━━━━━ Materials provided
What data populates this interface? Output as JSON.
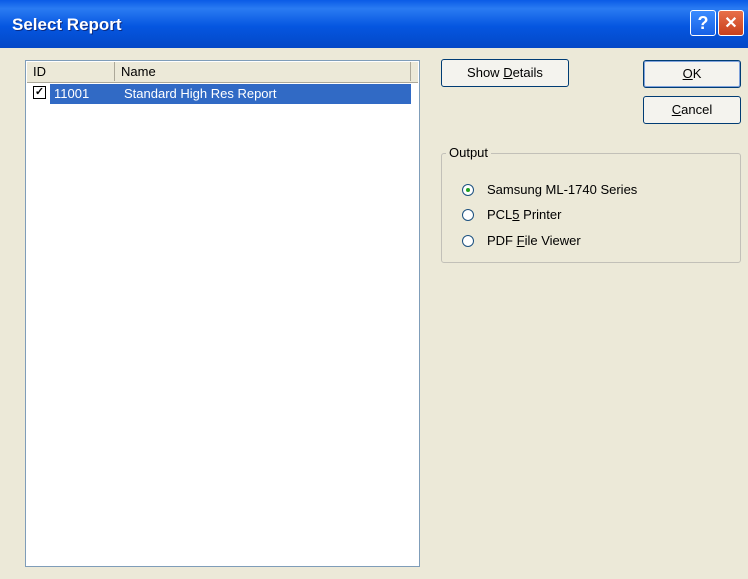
{
  "window": {
    "title": "Select Report",
    "help_glyph": "?",
    "close_glyph": "✕"
  },
  "list": {
    "columns": [
      "ID",
      "Name"
    ],
    "rows": [
      {
        "checked": true,
        "id": "11001",
        "name": "Standard High Res Report",
        "selected": true
      }
    ]
  },
  "buttons": {
    "show_details": {
      "pre": "Show ",
      "mnemonic": "D",
      "post": "etails"
    },
    "ok": {
      "pre": "",
      "mnemonic": "O",
      "post": "K"
    },
    "cancel": {
      "pre": "",
      "mnemonic": "C",
      "post": "ancel"
    }
  },
  "output": {
    "legend": "Output",
    "options": [
      {
        "pre": "Samsung ML-1740 Series",
        "mnemonic": "",
        "post": "",
        "checked": true
      },
      {
        "pre": "PCL",
        "mnemonic": "5",
        "post": " Printer",
        "checked": false
      },
      {
        "pre": "PDF ",
        "mnemonic": "F",
        "post": "ile Viewer",
        "checked": false
      }
    ]
  },
  "colors": {
    "titlebar": "#0a5be6",
    "selection": "#316ac5",
    "dialog_bg": "#ece9d8"
  }
}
━━━━━━━━━━
Filter the records above and return every line that holds the word "post".

      "post": "etails"
      "post": "K"
      "post": "ancel"
        "post": "",
        "post": " Printer",
        "post": "ile Viewer",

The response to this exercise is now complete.